> [PROVIDED PASSAGE]
-------------------------

It should be noted that the condition of obstructing the translation can also be obtained by simply moving the containers 2 closer together along the first axis A, directly up until the active arrangement, just like when the system 9 uses the peg 16 and the bell 17, and therefore the embodiment that entails the slideable tooth 27 can be adopted in this latter case as well.

In particular, the cavity 28 is placed in communication with the outside (also) at a window 31 which is open along a side wall 2c of the respective container 2, in order to allow the movement of the slideable tooth 27 by a user, in order to allow the mutual spacing apart of the containers 2.

As can be seen from the accompanying figures, and with purposes similar to those described previously for the recess 25, the window 31 is preferably located under a handle 6.

In a third implementation solution (adopted in the embodiment of Figures 30-36), the element 10 comprises (or is constituted by) a rocking tooth 32, articulated to either the bottom 2b of the first container 2 (preferably) or the lid 2a of the second container 2 about a rotation axis parallel to the second axis B.

The rocking tooth 32 therefore moves on an ideal plane at right angles to the bottoms 2b and to the lids 2a and is arranged along the third axis C. In the stacking configuration, the rocking tooth 32 is elastically kept resting on a respective protruding lip 29, which extends from the other of either the bottom 2b of the first container 2 or the lid 2 a of the second container 2, so as to obstruct the mutual spacing apart of the containers 2 along the third axis C, in at least one direction of mutual spacing apart.

The elastic interference can be maintained by a third spring, chosen to be of any type, not shown for simplicity in the figures but chosen also to be of conventional type. The lip 29 can be the same one already described for the slideable tooth 27.

More specifically, the rocking tooth 32 is articulated with an end portion thereof to the respective container 2 and elastically rocks in a receptacle 33 provided along a corner edge of the container 2, which can be accessed from outside in order to allow the movement of the rocking tooth 32 by a user, in order to allow the mutual spacing apart of the containers 2.

The operation of the rocking tooth 32 is similar to that of the slideable tooth 27, just as the purposes are the same as in the previous case, such that, preferably, the receptacle 33 (and therefore the rocking tooth 32) is arranged at the main handle 6. We will not dwell further on the operation, it being perceivable by the person skilled in the art. It is noted solely that in the accompanying Figures 30-36, on the container 2 at the top of the stack the handle 6 has been rotated precisely in order to simulate the action of the user who grips it. Likewise, on this container 2 the rocking tooth 32 has been rotated in order to illustrate how it moves, but in practice the rotation will happen only when the rocking tooth 32 actually collides with the lip 29 (the raised edge of the underlying container 2).

The rocking tooth 32 can also be effectively combined with the solution that entails, for the system 9, the ledges 11, 13 or the peg 16 and the bell 17.

-------------------------

> [EXERCISE SET]
a) From the passage on the container locking teeth, quote the text starting at "The rocking tooth 32 can" and ending at "the bell 17.".
b) Answer these questions using the passage on the container locking teeth:
(i) Where is the window 31 preferably located?
(ii) Which figures show the embodiment that uses the third implementation solution?
(iii) What maintains the elastic interference of the rocking tooth 32?
c) Carry on the passage on the container locking teeth, starting after its final sentence.
The entries are not needed.

-------------------------

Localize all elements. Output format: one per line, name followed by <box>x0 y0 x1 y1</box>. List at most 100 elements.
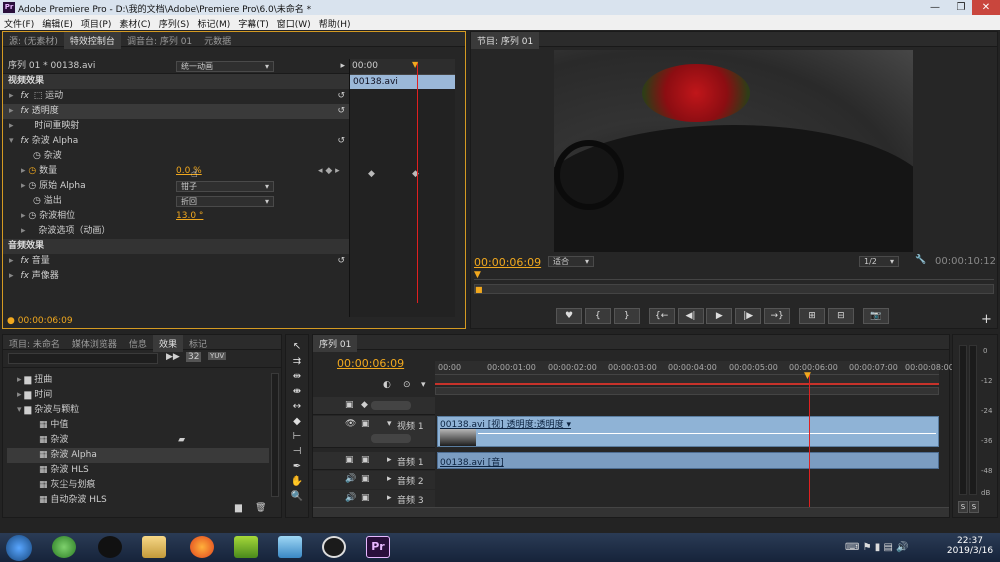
qq-icon[interactable] <box>98 536 122 558</box>
tree-item[interactable]: ▦ 灰尘与划痕 <box>7 478 269 493</box>
lift-button[interactable]: ⊞ <box>799 308 825 324</box>
go-to-in-button[interactable]: {← <box>648 308 675 324</box>
link-icon[interactable]: ⊙ <box>403 380 411 390</box>
close-button[interactable]: ✕ <box>972 0 1000 15</box>
mini-clip-bar[interactable]: 00138.avi <box>350 75 455 89</box>
video-track-1-header[interactable]: 👁 ▣ ▾ 视频 1 <box>313 416 435 448</box>
selection-tool-icon[interactable]: ↖ <box>286 339 308 354</box>
mini-ruler[interactable]: 00:00 <box>350 59 455 75</box>
rolling-edit-tool-icon[interactable]: ⇼ <box>286 384 308 399</box>
step-forward-button[interactable]: |▶ <box>735 308 762 324</box>
collapse-triangle-icon[interactable]: ▾ <box>17 405 22 415</box>
video-clip[interactable]: 00138.avi [视] 透明度:透明度 ▾ <box>437 416 939 447</box>
volume-icon[interactable]: 🔊 <box>896 542 908 553</box>
fx-icon[interactable]: fx <box>20 136 29 146</box>
lock-icon[interactable]: ▣ <box>361 493 370 503</box>
mini-playhead[interactable] <box>417 63 418 303</box>
add-marker-icon[interactable]: ▾ <box>421 380 426 390</box>
fx-icon[interactable]: fx <box>20 271 29 281</box>
speaker-icon[interactable]: 🔊 <box>345 493 356 503</box>
playhead-marker-icon[interactable]: ▼ <box>474 270 481 280</box>
effect-panner[interactable]: ▸ fx 声像器 <box>3 269 349 284</box>
record-app-icon[interactable] <box>322 536 346 558</box>
file-explorer-icon[interactable] <box>142 536 166 558</box>
extract-button[interactable]: ⊟ <box>827 308 854 324</box>
tree-item[interactable]: ▸ ▆ 时间 <box>7 388 269 403</box>
track-keyframe-toggle[interactable] <box>371 434 411 443</box>
menu-edit[interactable]: 编辑(E) <box>38 15 77 30</box>
firefox-icon[interactable] <box>190 536 214 558</box>
yuv-icon[interactable]: YUV <box>208 352 227 360</box>
audio-track-3-header[interactable]: 🔊 ▣ ▸ 音频 3 <box>313 490 435 508</box>
solo-left-button[interactable]: S <box>958 501 968 513</box>
battery-icon[interactable]: ▮ <box>875 542 881 553</box>
expand-triangle-icon[interactable]: ▸ <box>9 256 14 266</box>
keyboard-icon[interactable]: ⌨ <box>845 542 859 553</box>
audio-track-2-header[interactable]: 🔊 ▣ ▸ 音频 2 <box>313 471 435 489</box>
collapse-arrow-icon[interactable]: ▸ <box>340 59 345 74</box>
effect-time-remap[interactable]: ▸ 时间重映射 <box>3 119 349 134</box>
timeline-playhead[interactable] <box>809 375 810 515</box>
menu-file[interactable]: 文件(F) <box>0 15 38 30</box>
tree-item[interactable]: ▦ 杂波 ▰ <box>7 433 269 448</box>
tab-audio-mixer[interactable]: 调音台: 序列 01 <box>121 32 198 49</box>
tab-sequence[interactable]: 序列 01 <box>313 335 358 352</box>
hand-tool-icon[interactable]: ✋ <box>286 474 308 489</box>
amount-value[interactable]: 0.0 % <box>176 164 202 179</box>
effect-mini-timeline[interactable]: 00:00 00138.avi ◆ ◆ ▼ <box>349 59 455 317</box>
opacity-rubberband[interactable] <box>478 433 936 434</box>
timeline-timecode[interactable]: 00:00:06:09 <box>337 357 404 370</box>
fx-icon[interactable]: fx <box>20 91 29 101</box>
collapse-triangle-icon[interactable]: ▾ <box>9 136 14 146</box>
maximize-button[interactable]: ❐ <box>948 0 974 15</box>
tab-source[interactable]: 源: (无素材) <box>3 32 64 49</box>
lock-icon[interactable]: ▣ <box>361 419 370 429</box>
keyframe-nav-icon[interactable]: ◂ ◆ ▸ <box>318 164 340 179</box>
new-folder-icon[interactable]: ▆ <box>235 503 242 513</box>
mark-out-button[interactable]: } <box>613 308 640 324</box>
audio-clip[interactable]: 00138.avi [音] <box>437 452 939 469</box>
keyframe-icon[interactable]: ◆ <box>368 169 375 179</box>
effect-motion[interactable]: ▸ fx ⬚ 运动 ↺ <box>3 89 349 104</box>
menu-title[interactable]: 字幕(T) <box>234 15 273 30</box>
slip-tool-icon[interactable]: ⊢ <box>286 429 308 444</box>
fx-icon[interactable]: fx <box>20 256 29 266</box>
network-icon[interactable]: ▤ <box>883 542 892 553</box>
fx-icon[interactable]: fx <box>20 106 29 116</box>
ripple-edit-tool-icon[interactable]: ⇹ <box>286 369 308 384</box>
expand-triangle-icon[interactable]: ▸ <box>9 91 14 101</box>
track-keyframe-toggle[interactable] <box>371 401 411 410</box>
expand-triangle-icon[interactable]: ▸ <box>21 181 26 191</box>
expand-triangle-icon[interactable]: ▸ <box>387 493 392 503</box>
delete-icon[interactable]: 🗑 <box>255 503 266 513</box>
flag-icon[interactable]: ⚑ <box>863 542 872 553</box>
expand-triangle-icon[interactable]: ▸ <box>9 121 14 131</box>
solo-right-button[interactable]: S <box>969 501 979 513</box>
tree-item[interactable]: ▸ ▆ 扭曲 <box>7 373 269 388</box>
effect-opacity[interactable]: ▸ fx 透明度 ↺ <box>3 104 349 119</box>
media-app-icon[interactable] <box>234 536 258 558</box>
add-button[interactable]: + <box>981 312 992 327</box>
video-preview[interactable] <box>554 50 913 252</box>
expand-triangle-icon[interactable]: ▸ <box>17 390 22 400</box>
noise-dropdown[interactable]: 统一动画 ▾ <box>176 61 274 72</box>
tab-metadata[interactable]: 元数据 <box>198 32 237 49</box>
tab-program[interactable]: 节目: 序列 01 <box>471 32 540 49</box>
track-select-tool-icon[interactable]: ⇉ <box>286 354 308 369</box>
tree-item[interactable]: ▦ 杂波 HLS <box>7 463 269 478</box>
refresh-app-icon[interactable] <box>52 536 76 558</box>
menu-clip[interactable]: 素材(C) <box>115 15 154 30</box>
play-button[interactable]: ▶ <box>706 308 733 324</box>
effect-noise-alpha[interactable]: ▾ fx 杂波 Alpha ↺ <box>3 134 349 149</box>
noise-phase-value[interactable]: 13.0 ° <box>176 209 203 224</box>
lock-icon[interactable]: ◆ <box>361 400 368 410</box>
effects-search-input[interactable] <box>8 353 158 364</box>
tree-item[interactable]: ▾ ▆ 杂波与颗粒 <box>7 403 269 418</box>
menu-marker[interactable]: 标记(M) <box>193 15 234 30</box>
zoom-tool-icon[interactable]: 🔍 <box>286 489 308 504</box>
menu-project[interactable]: 项目(P) <box>77 15 115 30</box>
stopwatch-icon[interactable]: ◷ <box>28 211 36 221</box>
stopwatch-icon[interactable]: ◷ <box>33 196 41 206</box>
expand-triangle-icon[interactable]: ▸ <box>21 211 26 221</box>
tab-effect-controls[interactable]: 特效控制台 <box>63 32 121 49</box>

-------------------------

> [SOLVED TASKS]
a)
The rocking tooth 32 can also be effectively combined with the solution that entails, for the system 9, the ledges 11, 13 or the peg 16 and the bell 17.

b)
(i) Under a handle 6.
(ii) Figures 30-36.
(iii) A third spring, which can be of any type.

c)
In an alternative embodiment of the invention, which comprises neither the system 9 nor the element 10 and which is shown schematically in Figures 45-48, the means for the mutual retention comprise two laminas 34 arranged so as to close at least partially respective hollows 35 provided along respective mutually opposite side walls 2c, which here are therefore defined as active, of the first container 2. Each lamina 34 is articulated with a respective central flap to the corresponding active side wall 2c, about a rotation axis parallel to the active side walls 2c and to the bottom 2b, so as to be able to rotate about this rotation axis in the hollow 35.

In the non-deformed configuration, preferably maintained by a respective fourth spring, chosen to be of any type (including conventional) and not shown in the figures for the sake of simplicity, each lamina 34 is aligned with the profile of the respective side wall 2c.

Furthermore, each lamina 34 has a curved rim 34a, which is elastically engageable in the stacking configuration with a groove 36 (Figure 48) provided along corresponding side walls 2c of the second container 2. It is possible for each container 2 to have laminas 34 and grooves 36 (so as to be able to act equally as a first or as a second container 2), or only the former or only the latter.

Figures 45-48 show the containers 2 only schematically, in that, apart from what can be seen, they can be chosen to be conventional (or like those of the other embodiments already described). Furthermore, these figures show the sequence of stacking the containers 2: starting from the non- deformed (and spaced apart) configuration of the containers 2 (Figure 45) it is sufficient to grasp the first container 2 at the laminas 34 (making them rotate and inserting the hands into the hollows 35) and then place the first container 2 on the second, in perfect alignment (the active arrangement) (Figures 46 and 47). The user can then release the laminas 34, which return to the non-deformed configuration, allowing the curved rim 34a to clamp the second container 2 at the grooves 36, thus achieving the desired mutual retention (Figure 48).

As can be seen from the figures, (at least) the bottom 2b and the lid 2a respectively of the first container 2 and of the second container 2 can have mutually complementary shapes, in order to consolidate the coupling.

To uncouple the containers 2, it is sufficient to carry out the reverse operation to stacking, again inserting the hands into the hollows 35 and making the laminas 34 rotate, in order to disengage the curved rim 34a and so be able to lift the first container 2.

The operation of the set according to the invention has been described in detail previously, for the different embodiments.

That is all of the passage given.